INPUT MATERIAL
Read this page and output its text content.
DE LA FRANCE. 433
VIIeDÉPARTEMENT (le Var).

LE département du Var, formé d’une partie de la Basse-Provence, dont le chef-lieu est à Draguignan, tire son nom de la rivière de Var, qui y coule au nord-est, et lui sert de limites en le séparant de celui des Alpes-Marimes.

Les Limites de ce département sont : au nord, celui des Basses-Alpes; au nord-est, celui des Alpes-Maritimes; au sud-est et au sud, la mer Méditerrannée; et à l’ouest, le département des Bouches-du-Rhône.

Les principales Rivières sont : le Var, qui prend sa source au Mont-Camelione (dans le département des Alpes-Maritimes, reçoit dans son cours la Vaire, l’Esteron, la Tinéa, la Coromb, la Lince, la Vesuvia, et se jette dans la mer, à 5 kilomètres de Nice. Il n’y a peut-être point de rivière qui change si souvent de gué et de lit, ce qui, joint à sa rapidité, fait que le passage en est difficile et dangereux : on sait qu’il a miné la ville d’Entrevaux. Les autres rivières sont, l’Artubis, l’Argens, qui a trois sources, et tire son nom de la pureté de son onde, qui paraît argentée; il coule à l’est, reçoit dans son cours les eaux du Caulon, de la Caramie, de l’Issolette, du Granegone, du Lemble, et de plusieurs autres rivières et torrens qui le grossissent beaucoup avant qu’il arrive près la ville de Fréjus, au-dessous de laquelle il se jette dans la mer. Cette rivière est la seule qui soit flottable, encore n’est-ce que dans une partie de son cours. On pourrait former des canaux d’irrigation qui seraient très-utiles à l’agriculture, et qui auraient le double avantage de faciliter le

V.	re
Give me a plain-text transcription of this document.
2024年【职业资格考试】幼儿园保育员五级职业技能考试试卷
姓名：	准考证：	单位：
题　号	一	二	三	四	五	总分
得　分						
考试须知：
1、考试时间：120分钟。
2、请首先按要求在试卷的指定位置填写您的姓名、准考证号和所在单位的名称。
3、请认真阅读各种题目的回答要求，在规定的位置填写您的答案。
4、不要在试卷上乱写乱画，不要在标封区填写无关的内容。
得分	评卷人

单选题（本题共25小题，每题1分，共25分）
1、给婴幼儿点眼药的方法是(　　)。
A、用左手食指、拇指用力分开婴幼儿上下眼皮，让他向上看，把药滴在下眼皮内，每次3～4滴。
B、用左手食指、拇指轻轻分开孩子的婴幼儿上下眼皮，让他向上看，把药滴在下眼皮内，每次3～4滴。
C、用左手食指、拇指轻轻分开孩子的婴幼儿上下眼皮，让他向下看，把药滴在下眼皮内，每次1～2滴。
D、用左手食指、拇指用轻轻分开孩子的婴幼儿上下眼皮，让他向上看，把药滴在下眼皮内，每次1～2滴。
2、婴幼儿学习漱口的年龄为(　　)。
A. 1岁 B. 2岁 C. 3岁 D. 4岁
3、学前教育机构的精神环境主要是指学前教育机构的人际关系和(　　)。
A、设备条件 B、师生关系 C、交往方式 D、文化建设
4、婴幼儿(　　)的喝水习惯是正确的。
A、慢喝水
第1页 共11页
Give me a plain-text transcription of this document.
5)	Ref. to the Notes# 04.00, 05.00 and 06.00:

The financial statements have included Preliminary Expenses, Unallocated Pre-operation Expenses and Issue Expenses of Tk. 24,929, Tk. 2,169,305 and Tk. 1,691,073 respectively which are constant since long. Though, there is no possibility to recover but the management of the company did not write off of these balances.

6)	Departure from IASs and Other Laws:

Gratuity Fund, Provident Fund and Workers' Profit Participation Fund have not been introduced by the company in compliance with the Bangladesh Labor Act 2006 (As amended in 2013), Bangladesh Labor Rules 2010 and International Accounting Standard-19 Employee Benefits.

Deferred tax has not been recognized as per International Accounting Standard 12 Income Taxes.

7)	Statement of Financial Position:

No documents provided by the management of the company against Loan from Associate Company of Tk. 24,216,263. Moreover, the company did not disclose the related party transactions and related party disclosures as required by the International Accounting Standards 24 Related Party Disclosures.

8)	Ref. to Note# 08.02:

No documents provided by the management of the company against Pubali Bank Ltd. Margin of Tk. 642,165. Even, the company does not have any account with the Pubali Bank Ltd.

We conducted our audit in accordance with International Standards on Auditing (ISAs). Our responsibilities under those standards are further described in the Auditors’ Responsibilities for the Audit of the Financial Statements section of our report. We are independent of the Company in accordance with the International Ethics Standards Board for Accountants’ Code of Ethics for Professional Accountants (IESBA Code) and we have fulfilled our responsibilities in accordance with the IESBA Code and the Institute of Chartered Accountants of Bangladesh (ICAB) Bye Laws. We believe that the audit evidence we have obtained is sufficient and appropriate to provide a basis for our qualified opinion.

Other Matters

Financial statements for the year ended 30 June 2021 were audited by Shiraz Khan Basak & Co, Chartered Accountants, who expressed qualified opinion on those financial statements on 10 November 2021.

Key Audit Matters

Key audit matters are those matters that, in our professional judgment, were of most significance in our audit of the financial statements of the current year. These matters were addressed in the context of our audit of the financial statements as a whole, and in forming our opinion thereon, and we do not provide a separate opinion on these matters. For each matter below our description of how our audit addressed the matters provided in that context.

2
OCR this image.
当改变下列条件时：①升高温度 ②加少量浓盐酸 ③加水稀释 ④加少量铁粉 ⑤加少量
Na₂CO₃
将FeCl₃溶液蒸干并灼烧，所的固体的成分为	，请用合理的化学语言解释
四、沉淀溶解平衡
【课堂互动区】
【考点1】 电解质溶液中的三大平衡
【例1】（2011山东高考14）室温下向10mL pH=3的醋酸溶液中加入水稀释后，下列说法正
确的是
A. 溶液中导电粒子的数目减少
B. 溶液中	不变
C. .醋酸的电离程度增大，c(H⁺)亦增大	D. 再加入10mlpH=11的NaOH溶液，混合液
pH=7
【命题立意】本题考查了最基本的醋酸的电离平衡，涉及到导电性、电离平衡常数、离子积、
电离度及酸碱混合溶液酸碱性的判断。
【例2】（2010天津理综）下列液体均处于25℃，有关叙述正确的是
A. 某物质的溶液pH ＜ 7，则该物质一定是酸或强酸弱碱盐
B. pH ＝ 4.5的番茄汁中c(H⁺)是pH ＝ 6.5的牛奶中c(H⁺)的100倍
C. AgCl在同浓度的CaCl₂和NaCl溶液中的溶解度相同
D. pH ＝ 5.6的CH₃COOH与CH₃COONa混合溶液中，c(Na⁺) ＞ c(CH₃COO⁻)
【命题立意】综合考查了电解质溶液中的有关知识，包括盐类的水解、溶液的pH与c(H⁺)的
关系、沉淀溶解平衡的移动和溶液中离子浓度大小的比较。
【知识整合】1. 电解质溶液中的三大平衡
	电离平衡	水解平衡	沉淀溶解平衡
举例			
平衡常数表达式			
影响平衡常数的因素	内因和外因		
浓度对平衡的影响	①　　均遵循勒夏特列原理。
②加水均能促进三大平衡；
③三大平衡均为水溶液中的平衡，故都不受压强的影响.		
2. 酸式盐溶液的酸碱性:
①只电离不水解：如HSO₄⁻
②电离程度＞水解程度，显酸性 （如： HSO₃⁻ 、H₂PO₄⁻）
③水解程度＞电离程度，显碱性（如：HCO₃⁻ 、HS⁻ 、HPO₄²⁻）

EXERCISE REQUIREMENTS
Write out every entry again exactly, please, with nothing missing.

ANSWER TO THE EXERCISE
Read this page and output its text content.
DE LA FRANCE. 433
VIIeDÉPARTEMENT (le Var).

LE département du Var, formé d’une partie de la Basse-Provence, dont le chef-lieu est à Draguignan, tire son nom de la rivière de Var, qui y coule au nord-est, et lui sert de limites en le séparant de celui des Alpes-Marimes.

Les Limites de ce département sont : au nord, celui des Basses-Alpes; au nord-est, celui des Alpes-Maritimes; au sud-est et au sud, la mer Méditerrannée; et à l’ouest, le département des Bouches-du-Rhône.

Les principales Rivières sont : le Var, qui prend sa source au Mont-Camelione (dans le département des Alpes-Maritimes, reçoit dans son cours la Vaire, l’Esteron, la Tinéa, la Coromb, la Lince, la Vesuvia, et se jette dans la mer, à 5 kilomètres de Nice. Il n’y a peut-être point de rivière qui change si souvent de gué et de lit, ce qui, joint à sa rapidité, fait que le passage en est difficile et dangereux : on sait qu’il a miné la ville d’Entrevaux. Les autres rivières sont, l’Artubis, l’Argens, qui a trois sources, et tire son nom de la pureté de son onde, qui paraît argentée; il coule à l’est, reçoit dans son cours les eaux du Caulon, de la Caramie, de l’Issolette, du Granegone, du Lemble, et de plusieurs autres rivières et torrens qui le grossissent beaucoup avant qu’il arrive près la ville de Fréjus, au-dessous de laquelle il se jette dans la mer. Cette rivière est la seule qui soit flottable, encore n’est-ce que dans une partie de son cours. On pourrait former des canaux d’irrigation qui seraient très-utiles à l’agriculture, et qui auraient le double avantage de faciliter le

V.	re
Give me a plain-text transcription of this document.
2024年【职业资格考试】幼儿园保育员五级职业技能考试试卷
姓名：	准考证：	单位：
题　号	一	二	三	四	五	总分
得　分						
考试须知：
1、考试时间：120分钟。
2、请首先按要求在试卷的指定位置填写您的姓名、准考证号和所在单位的名称。
3、请认真阅读各种题目的回答要求，在规定的位置填写您的答案。
4、不要在试卷上乱写乱画，不要在标封区填写无关的内容。
得分	评卷人

单选题（本题共25小题，每题1分，共25分）
1、给婴幼儿点眼药的方法是(　　)。
A、用左手食指、拇指用力分开婴幼儿上下眼皮，让他向上看，把药滴在下眼皮内，每次3～4滴。
B、用左手食指、拇指轻轻分开孩子的婴幼儿上下眼皮，让他向上看，把药滴在下眼皮内，每次3～4滴。
C、用左手食指、拇指轻轻分开孩子的婴幼儿上下眼皮，让他向下看，把药滴在下眼皮内，每次1～2滴。
D、用左手食指、拇指用轻轻分开孩子的婴幼儿上下眼皮，让他向上看，把药滴在下眼皮内，每次1～2滴。
2、婴幼儿学习漱口的年龄为(　　)。
A. 1岁 B. 2岁 C. 3岁 D. 4岁
3、学前教育机构的精神环境主要是指学前教育机构的人际关系和(　　)。
A、设备条件 B、师生关系 C、交往方式 D、文化建设
4、婴幼儿(　　)的喝水习惯是正确的。
A、慢喝水
第1页 共11页
Give me a plain-text transcription of this document.
5)	Ref. to the Notes# 04.00, 05.00 and 06.00:

The financial statements have included Preliminary Expenses, Unallocated Pre-operation Expenses and Issue Expenses of Tk. 24,929, Tk. 2,169,305 and Tk. 1,691,073 respectively which are constant since long. Though, there is no possibility to recover but the management of the company did not write off of these balances.

6)	Departure from IASs and Other Laws:

Gratuity Fund, Provident Fund and Workers' Profit Participation Fund have not been introduced by the company in compliance with the Bangladesh Labor Act 2006 (As amended in 2013), Bangladesh Labor Rules 2010 and International Accounting Standard-19 Employee Benefits.

Deferred tax has not been recognized as per International Accounting Standard 12 Income Taxes.

7)	Statement of Financial Position:

No documents provided by the management of the company against Loan from Associate Company of Tk. 24,216,263. Moreover, the company did not disclose the related party transactions and related party disclosures as required by the International Accounting Standards 24 Related Party Disclosures.

8)	Ref. to Note# 08.02:

No documents provided by the management of the company against Pubali Bank Ltd. Margin of Tk. 642,165. Even, the company does not have any account with the Pubali Bank Ltd.

We conducted our audit in accordance with International Standards on Auditing (ISAs). Our responsibilities under those standards are further described in the Auditors’ Responsibilities for the Audit of the Financial Statements section of our report. We are independent of the Company in accordance with the International Ethics Standards Board for Accountants’ Code of Ethics for Professional Accountants (IESBA Code) and we have fulfilled our responsibilities in accordance with the IESBA Code and the Institute of Chartered Accountants of Bangladesh (ICAB) Bye Laws. We believe that the audit evidence we have obtained is sufficient and appropriate to provide a basis for our qualified opinion.

Other Matters

Financial statements for the year ended 30 June 2021 were audited by Shiraz Khan Basak & Co, Chartered Accountants, who expressed qualified opinion on those financial statements on 10 November 2021.

Key Audit Matters

Key audit matters are those matters that, in our professional judgment, were of most significance in our audit of the financial statements of the current year. These matters were addressed in the context of our audit of the financial statements as a whole, and in forming our opinion thereon, and we do not provide a separate opinion on these matters. For each matter below our description of how our audit addressed the matters provided in that context.

2
OCR this image.
当改变下列条件时：①升高温度 ②加少量浓盐酸 ③加水稀释 ④加少量铁粉 ⑤加少量
Na₂CO₃
将FeCl₃溶液蒸干并灼烧，所的固体的成分为	，请用合理的化学语言解释
四、沉淀溶解平衡
【课堂互动区】
【考点1】 电解质溶液中的三大平衡
【例1】（2011山东高考14）室温下向10mL pH=3的醋酸溶液中加入水稀释后，下列说法正
确的是
A. 溶液中导电粒子的数目减少
B. 溶液中	不变
C. .醋酸的电离程度增大，c(H⁺)亦增大	D. 再加入10mlpH=11的NaOH溶液，混合液
pH=7
【命题立意】本题考查了最基本的醋酸的电离平衡，涉及到导电性、电离平衡常数、离子积、
电离度及酸碱混合溶液酸碱性的判断。
【例2】（2010天津理综）下列液体均处于25℃，有关叙述正确的是
A. 某物质的溶液pH ＜ 7，则该物质一定是酸或强酸弱碱盐
B. pH ＝ 4.5的番茄汁中c(H⁺)是pH ＝ 6.5的牛奶中c(H⁺)的100倍
C. AgCl在同浓度的CaCl₂和NaCl溶液中的溶解度相同
D. pH ＝ 5.6的CH₃COOH与CH₃COONa混合溶液中，c(Na⁺) ＞ c(CH₃COO⁻)
【命题立意】综合考查了电解质溶液中的有关知识，包括盐类的水解、溶液的pH与c(H⁺)的
关系、沉淀溶解平衡的移动和溶液中离子浓度大小的比较。
【知识整合】1. 电解质溶液中的三大平衡
	电离平衡	水解平衡	沉淀溶解平衡
举例			
平衡常数表达式			
影响平衡常数的因素	内因和外因		
浓度对平衡的影响	①　　均遵循勒夏特列原理。
②加水均能促进三大平衡；
③三大平衡均为水溶液中的平衡，故都不受压强的影响.		
2. 酸式盐溶液的酸碱性:
①只电离不水解：如HSO₄⁻
②电离程度＞水解程度，显酸性 （如： HSO₃⁻ 、H₂PO₄⁻）
③水解程度＞电离程度，显碱性（如：HCO₃⁻ 、HS⁻ 、HPO₄²⁻）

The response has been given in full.